▶ Check your understanding:
a) Decide whether each statement agrees with the post on churches and disability below. For each, answer yes or no and quote the deciding words of the post exactly.
(i) The author's change in attitude began when a guest preacher visited the author's church 25 years ago.
(ii) The chart shown with the post was put out by the author's own congregation.
(iii) The author says it matters a great deal where you are on the chart when you begin a relationship.
b) Reproduce word for word the stretch of the post on churches and disability from "Recently, a friend" through "we become friends.".

Where is your church – where are you?
Before Easter we wrote about two families with sons with intellectual disabilities whose family members were turned away from their churches. Unfortunately, this is a frequent story. This past Sunday I met with members of a congregation actively engaged in the discussion on how to share the gospel with people with autism. A mother shared that her family had been hurt by other churches she had attended.
What are the root reasons these families were hurt by their congregations? It is important to note that churches are gatherings of people who are Christ followers! It is not a church as an organization that turns people away. It’s people; the children of God!
The graphic with this post is a chart put out by ELIM Christian Services that speaks to this subject with clarity; “the five stages, changing attitudes.” As I read this chart, instead of measuring others against it, I tried to consider where I fall in the descriptions of the five stages. I encourage you to do the same.
There was a time in my life when I was ignorant to the lives of people with intellectual disabilities. That began to change when a guest preacher visited my church 25 years ago and spoke with conviction about the Church’s role in their lives. But this was just a beginning of a journey that continues today. God provided a second step which brought me into a relationship with a man with a disability. With time, my ignorance, moved from pity, to care, to an important friendship.
Recently, a friend with a disability had a reoccurrence of cancer and I found myself wanting to “be there” for him. You could call it wanting to care for him. I do not think it was rooted in pity. When he could get out, we took him for a meal, and brought food in when he couldn’t get out. We have had a friendship for years, but as I spent more time with him, I found myself looking forward to our next visit. Our friendship deepened.
I have been greatly blessed by God, yet after 25 years of ministry with people with disabilities, at first glance, people with disabilities may appear far less blessed – until I get to know them as individuals. At first, it is ok to have compassion or even pity, and want to care for them. If we spend time with someone with a disability – and the key word is time – we become friends.
I am still figuring out what it means to be a co-laborer with a friend with an intellectual disability, but I know it is only possible in the context of a friendship. This is because we see value in our friends. We co-labor with people when we embrace their value. Becoming a co-laborer with Christ or with any other person is a relational journey that requires time. It matters little where you are on this chart when you begin a relationship. It only matters that you are in community with people and have a heart to journey with them, and you take some friends with intellectual disabilities with you!

▶ Data:

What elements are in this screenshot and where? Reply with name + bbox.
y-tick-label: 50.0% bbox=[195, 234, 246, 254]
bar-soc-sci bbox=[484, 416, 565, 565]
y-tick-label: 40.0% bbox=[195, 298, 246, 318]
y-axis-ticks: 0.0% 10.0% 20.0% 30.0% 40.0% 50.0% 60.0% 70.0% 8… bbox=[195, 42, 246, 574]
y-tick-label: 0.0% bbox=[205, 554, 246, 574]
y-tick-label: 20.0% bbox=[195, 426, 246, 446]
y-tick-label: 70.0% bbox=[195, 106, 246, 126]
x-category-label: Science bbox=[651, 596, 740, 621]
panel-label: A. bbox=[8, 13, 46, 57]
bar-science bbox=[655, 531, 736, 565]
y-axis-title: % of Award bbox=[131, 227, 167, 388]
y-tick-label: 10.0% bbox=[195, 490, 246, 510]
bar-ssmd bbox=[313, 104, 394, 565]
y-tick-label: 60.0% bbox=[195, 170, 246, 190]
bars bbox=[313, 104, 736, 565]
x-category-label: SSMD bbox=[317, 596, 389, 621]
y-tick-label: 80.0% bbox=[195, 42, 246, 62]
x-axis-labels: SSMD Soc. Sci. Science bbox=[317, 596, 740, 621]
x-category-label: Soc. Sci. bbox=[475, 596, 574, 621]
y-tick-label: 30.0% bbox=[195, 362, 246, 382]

▶ Answers per task:
a)
(i) Yes: "That began to change when a guest preacher visited my church 25 years ago"
(ii) No: "a chart put out by ELIM Christian Services"
(iii) No: "It matters little where you are on this chart when you begin a relationship."

b)
Recently, a friend with a disability had a reoccurrence of cancer and I found myself wanting to “be there” for him. You could call it wanting to care for him. I do not think it was rooted in pity. When he could get out, we took him for a meal, and brought food in when he couldn’t get out. We have had a friendship for years, but as I spent more time with him, I found myself looking forward to our next visit. Our friendship deepened.
I have been greatly blessed by God, yet after 25 years of ministry with people with disabilities, at first glance, people with disabilities may appear far less blessed – until I get to know them as individuals. At first, it is ok to have compassion or even pity, and want to care for them. If we spend time with someone with a disability – and the key word is time – we become friends.